> _Exercise goal_: Set the listing down unchanged, minus every embedded image.

> _Record extracts_:
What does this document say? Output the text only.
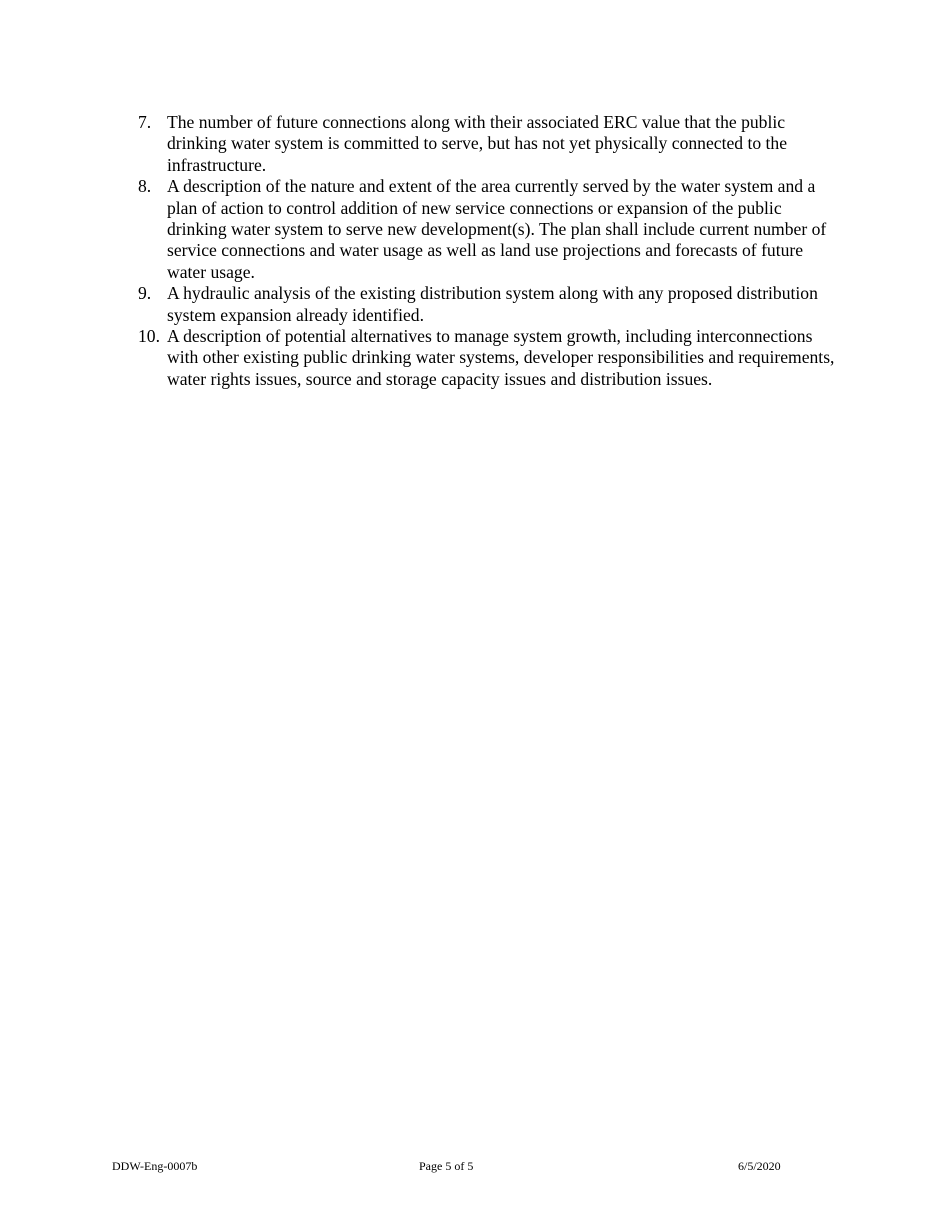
7. The number of future connections along with their associated ERC value that the public drinking water system is committed to serve, but has not yet physically connected to the infrastructure.
8. A description of the nature and extent of the area currently served by the water system and a plan of action to control addition of new service connections or expansion of the public drinking water system to serve new development(s). The plan shall include current number of service connections and water usage as well as land use projections and forecasts of future water usage.
9. A hydraulic analysis of the existing distribution system along with any proposed distribution system expansion already identified.
10. A description of potential alternatives to manage system growth, including interconnections with other existing public drinking water systems, developer responsibilities and requirements, water rights issues, source and storage capacity issues and distribution issues.
DDW-Eng-0007b	Page 5 of 5	6/5/2020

> _Written response_:
What does this document say? Output the text only.
7. The number of future connections along with their associated ERC value that the public drinking water system is committed to serve, but has not yet physically connected to the infrastructure.
8. A description of the nature and extent of the area currently served by the water system and a plan of action to control addition of new service connections or expansion of the public drinking water system to serve new development(s). The plan shall include current number of service connections and water usage as well as land use projections and forecasts of future water usage.
9. A hydraulic analysis of the existing distribution system along with any proposed distribution system expansion already identified.
10. A description of potential alternatives to manage system growth, including interconnections with other existing public drinking water systems, developer responsibilities and requirements, water rights issues, source and storage capacity issues and distribution issues.
DDW-Eng-0007b	Page 5 of 5	6/5/2020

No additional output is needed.